» **Aim of the task**:
Reproduce the stretch from the start of the records through the line containing "data-point-triangle [960,654,971,664]", with no changes.

» **Records to use**:
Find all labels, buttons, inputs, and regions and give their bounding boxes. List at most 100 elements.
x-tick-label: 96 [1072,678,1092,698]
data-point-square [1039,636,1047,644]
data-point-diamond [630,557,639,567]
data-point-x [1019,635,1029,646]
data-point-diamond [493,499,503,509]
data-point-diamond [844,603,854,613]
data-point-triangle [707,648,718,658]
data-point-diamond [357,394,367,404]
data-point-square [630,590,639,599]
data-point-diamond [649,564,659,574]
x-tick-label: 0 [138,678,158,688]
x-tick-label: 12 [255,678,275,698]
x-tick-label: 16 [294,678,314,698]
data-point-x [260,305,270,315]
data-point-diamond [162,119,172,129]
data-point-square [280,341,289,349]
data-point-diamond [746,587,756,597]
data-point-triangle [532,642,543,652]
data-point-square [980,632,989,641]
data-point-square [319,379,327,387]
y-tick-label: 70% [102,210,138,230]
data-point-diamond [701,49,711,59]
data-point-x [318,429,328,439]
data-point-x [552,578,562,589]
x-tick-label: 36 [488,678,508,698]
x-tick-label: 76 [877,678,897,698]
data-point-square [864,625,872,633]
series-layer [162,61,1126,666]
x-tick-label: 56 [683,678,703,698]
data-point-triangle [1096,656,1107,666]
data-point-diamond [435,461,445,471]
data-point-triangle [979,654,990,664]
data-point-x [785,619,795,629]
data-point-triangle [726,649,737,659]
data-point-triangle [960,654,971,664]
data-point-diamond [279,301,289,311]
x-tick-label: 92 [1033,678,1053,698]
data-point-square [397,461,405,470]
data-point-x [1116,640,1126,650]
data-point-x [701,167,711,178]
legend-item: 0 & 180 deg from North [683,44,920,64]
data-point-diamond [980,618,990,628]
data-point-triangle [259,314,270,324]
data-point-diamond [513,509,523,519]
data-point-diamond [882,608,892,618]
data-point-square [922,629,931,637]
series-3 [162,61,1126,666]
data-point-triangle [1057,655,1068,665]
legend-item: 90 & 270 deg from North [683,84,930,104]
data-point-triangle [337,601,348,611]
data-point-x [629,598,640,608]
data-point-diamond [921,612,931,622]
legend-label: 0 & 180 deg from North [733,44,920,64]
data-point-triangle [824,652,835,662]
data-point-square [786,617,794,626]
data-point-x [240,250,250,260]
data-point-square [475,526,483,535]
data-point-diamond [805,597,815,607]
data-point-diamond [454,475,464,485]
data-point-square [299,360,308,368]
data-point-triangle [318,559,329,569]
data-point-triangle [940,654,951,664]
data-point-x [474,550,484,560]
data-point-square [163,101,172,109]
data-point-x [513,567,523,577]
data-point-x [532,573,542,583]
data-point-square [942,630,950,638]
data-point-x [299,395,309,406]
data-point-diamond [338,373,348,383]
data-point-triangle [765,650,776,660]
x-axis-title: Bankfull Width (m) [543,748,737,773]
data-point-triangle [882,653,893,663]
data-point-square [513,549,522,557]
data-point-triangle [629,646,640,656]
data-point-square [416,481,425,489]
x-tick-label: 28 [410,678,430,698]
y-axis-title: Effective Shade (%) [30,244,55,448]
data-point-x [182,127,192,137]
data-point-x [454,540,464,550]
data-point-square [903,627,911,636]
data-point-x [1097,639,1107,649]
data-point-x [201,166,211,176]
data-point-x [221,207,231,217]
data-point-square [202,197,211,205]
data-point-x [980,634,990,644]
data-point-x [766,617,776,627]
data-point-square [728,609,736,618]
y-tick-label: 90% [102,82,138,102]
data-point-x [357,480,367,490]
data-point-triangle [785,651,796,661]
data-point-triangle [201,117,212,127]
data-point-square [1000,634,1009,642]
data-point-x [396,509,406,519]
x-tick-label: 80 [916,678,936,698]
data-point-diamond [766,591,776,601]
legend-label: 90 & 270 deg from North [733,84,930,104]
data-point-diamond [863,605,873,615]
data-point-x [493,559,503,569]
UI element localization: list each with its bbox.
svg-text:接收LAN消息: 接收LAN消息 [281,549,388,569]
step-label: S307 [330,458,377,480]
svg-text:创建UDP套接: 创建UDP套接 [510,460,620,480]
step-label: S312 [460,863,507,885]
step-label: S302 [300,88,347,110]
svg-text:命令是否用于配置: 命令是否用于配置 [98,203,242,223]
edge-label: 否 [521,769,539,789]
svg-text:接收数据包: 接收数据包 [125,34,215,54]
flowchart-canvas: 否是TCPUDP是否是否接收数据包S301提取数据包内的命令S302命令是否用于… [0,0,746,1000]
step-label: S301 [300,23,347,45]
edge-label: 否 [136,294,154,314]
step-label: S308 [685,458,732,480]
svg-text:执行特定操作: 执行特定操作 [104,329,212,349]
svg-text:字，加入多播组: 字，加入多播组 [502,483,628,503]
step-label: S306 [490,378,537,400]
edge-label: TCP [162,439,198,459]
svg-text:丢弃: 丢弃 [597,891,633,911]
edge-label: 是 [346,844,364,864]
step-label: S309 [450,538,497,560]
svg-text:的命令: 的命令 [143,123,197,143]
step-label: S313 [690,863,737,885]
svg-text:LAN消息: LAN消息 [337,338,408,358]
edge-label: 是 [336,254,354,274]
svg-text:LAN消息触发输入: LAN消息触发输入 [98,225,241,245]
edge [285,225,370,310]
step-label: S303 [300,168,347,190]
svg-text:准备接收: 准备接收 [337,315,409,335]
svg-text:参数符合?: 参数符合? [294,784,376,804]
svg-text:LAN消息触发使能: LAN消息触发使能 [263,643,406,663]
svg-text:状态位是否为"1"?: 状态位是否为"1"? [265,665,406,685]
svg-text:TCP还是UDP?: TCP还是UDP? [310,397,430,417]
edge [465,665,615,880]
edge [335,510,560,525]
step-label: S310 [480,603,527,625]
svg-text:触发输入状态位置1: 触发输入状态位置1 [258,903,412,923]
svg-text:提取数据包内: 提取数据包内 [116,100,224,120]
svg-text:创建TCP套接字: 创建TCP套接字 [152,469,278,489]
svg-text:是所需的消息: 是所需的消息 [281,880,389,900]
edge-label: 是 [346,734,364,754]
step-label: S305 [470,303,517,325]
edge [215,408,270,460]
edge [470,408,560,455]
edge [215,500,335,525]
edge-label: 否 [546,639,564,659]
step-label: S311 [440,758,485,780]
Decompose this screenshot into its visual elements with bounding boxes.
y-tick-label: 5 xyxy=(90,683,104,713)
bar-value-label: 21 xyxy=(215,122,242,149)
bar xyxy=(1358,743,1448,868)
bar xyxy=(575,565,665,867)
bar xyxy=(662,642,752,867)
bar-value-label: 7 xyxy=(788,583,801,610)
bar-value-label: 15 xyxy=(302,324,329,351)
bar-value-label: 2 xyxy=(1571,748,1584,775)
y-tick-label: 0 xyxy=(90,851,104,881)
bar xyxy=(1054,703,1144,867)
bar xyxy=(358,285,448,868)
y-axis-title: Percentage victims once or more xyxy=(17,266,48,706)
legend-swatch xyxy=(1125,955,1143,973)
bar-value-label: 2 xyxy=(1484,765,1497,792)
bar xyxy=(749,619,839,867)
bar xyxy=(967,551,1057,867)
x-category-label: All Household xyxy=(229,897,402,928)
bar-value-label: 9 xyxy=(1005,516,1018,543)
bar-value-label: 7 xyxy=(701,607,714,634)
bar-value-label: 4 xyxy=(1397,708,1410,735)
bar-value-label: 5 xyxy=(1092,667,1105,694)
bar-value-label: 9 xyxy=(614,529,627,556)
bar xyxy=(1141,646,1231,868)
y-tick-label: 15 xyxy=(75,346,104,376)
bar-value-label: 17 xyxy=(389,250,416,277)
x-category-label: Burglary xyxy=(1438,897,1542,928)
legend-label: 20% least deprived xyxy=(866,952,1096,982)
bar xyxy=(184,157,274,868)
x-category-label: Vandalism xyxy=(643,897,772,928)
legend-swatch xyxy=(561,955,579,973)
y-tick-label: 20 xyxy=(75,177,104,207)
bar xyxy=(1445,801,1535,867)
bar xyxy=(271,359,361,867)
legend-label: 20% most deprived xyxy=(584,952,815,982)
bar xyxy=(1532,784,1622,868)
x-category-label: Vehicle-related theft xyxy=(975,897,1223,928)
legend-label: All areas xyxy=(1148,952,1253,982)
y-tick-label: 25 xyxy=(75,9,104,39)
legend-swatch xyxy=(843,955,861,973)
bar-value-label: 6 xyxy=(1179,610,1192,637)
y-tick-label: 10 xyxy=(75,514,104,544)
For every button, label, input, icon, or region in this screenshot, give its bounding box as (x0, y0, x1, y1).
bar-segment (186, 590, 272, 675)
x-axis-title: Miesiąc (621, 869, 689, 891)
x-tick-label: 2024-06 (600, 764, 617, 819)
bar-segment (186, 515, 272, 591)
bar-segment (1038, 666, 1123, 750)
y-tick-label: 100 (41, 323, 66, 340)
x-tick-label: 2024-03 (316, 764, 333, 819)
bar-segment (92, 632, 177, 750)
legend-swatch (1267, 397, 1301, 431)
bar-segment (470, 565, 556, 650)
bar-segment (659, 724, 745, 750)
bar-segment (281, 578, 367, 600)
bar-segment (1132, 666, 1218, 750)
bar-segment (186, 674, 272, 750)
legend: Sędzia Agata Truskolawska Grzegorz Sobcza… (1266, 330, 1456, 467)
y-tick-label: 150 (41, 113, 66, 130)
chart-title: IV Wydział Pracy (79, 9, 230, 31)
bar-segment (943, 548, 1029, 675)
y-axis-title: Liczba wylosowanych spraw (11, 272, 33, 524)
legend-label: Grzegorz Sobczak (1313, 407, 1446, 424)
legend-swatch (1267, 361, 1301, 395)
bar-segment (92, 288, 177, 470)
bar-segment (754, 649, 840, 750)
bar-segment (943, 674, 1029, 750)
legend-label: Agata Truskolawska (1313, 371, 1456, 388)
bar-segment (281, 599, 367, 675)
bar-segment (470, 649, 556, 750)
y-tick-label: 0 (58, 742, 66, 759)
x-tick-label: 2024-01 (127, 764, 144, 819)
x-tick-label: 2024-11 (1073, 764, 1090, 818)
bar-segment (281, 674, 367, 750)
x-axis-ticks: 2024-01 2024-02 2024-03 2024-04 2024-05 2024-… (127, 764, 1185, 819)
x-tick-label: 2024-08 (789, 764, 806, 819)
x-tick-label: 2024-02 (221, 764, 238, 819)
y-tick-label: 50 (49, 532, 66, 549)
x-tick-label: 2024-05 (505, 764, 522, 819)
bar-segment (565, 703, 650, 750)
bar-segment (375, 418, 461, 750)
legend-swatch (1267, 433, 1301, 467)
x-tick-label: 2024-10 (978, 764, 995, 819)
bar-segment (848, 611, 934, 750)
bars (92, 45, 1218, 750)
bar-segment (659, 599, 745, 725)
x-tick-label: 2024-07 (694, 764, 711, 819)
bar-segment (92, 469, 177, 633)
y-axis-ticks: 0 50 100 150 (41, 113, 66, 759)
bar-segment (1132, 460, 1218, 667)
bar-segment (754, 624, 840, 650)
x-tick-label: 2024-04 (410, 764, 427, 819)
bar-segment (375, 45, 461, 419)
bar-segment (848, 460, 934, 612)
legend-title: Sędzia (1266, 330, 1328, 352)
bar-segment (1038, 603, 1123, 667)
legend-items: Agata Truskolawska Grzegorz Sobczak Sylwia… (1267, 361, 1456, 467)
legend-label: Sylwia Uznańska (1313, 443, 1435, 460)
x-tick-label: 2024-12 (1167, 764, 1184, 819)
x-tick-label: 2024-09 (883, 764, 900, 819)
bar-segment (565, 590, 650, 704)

» **Exercise result**:
Find all labels, buttons, inputs, and regions and give their bounding boxes. List at most 100 elements.
x-tick-label: 96 [1072,678,1092,698]
data-point-square [1039,636,1047,644]
data-point-diamond [630,557,639,567]
data-point-x [1019,635,1029,646]
data-point-diamond [493,499,503,509]
data-point-diamond [844,603,854,613]
data-point-triangle [707,648,718,658]
data-point-diamond [357,394,367,404]
data-point-square [630,590,639,599]
data-point-diamond [649,564,659,574]
x-tick-label: 0 [138,678,158,688]
x-tick-label: 12 [255,678,275,698]
x-tick-label: 16 [294,678,314,698]
data-point-x [260,305,270,315]
data-point-diamond [162,119,172,129]
data-point-square [280,341,289,349]
data-point-diamond [746,587,756,597]
data-point-triangle [532,642,543,652]
data-point-square [980,632,989,641]
data-point-square [319,379,327,387]
y-tick-label: 70% [102,210,138,230]
data-point-diamond [701,49,711,59]
data-point-x [318,429,328,439]
data-point-x [552,578,562,589]
x-tick-label: 36 [488,678,508,698]
x-tick-label: 76 [877,678,897,698]
data-point-square [864,625,872,633]
series-layer [162,61,1126,666]
x-tick-label: 56 [683,678,703,698]
data-point-triangle [1096,656,1107,666]
data-point-diamond [435,461,445,471]
data-point-triangle [979,654,990,664]
data-point-x [785,619,795,629]
data-point-triangle [726,649,737,659]
data-point-triangle [960,654,971,664]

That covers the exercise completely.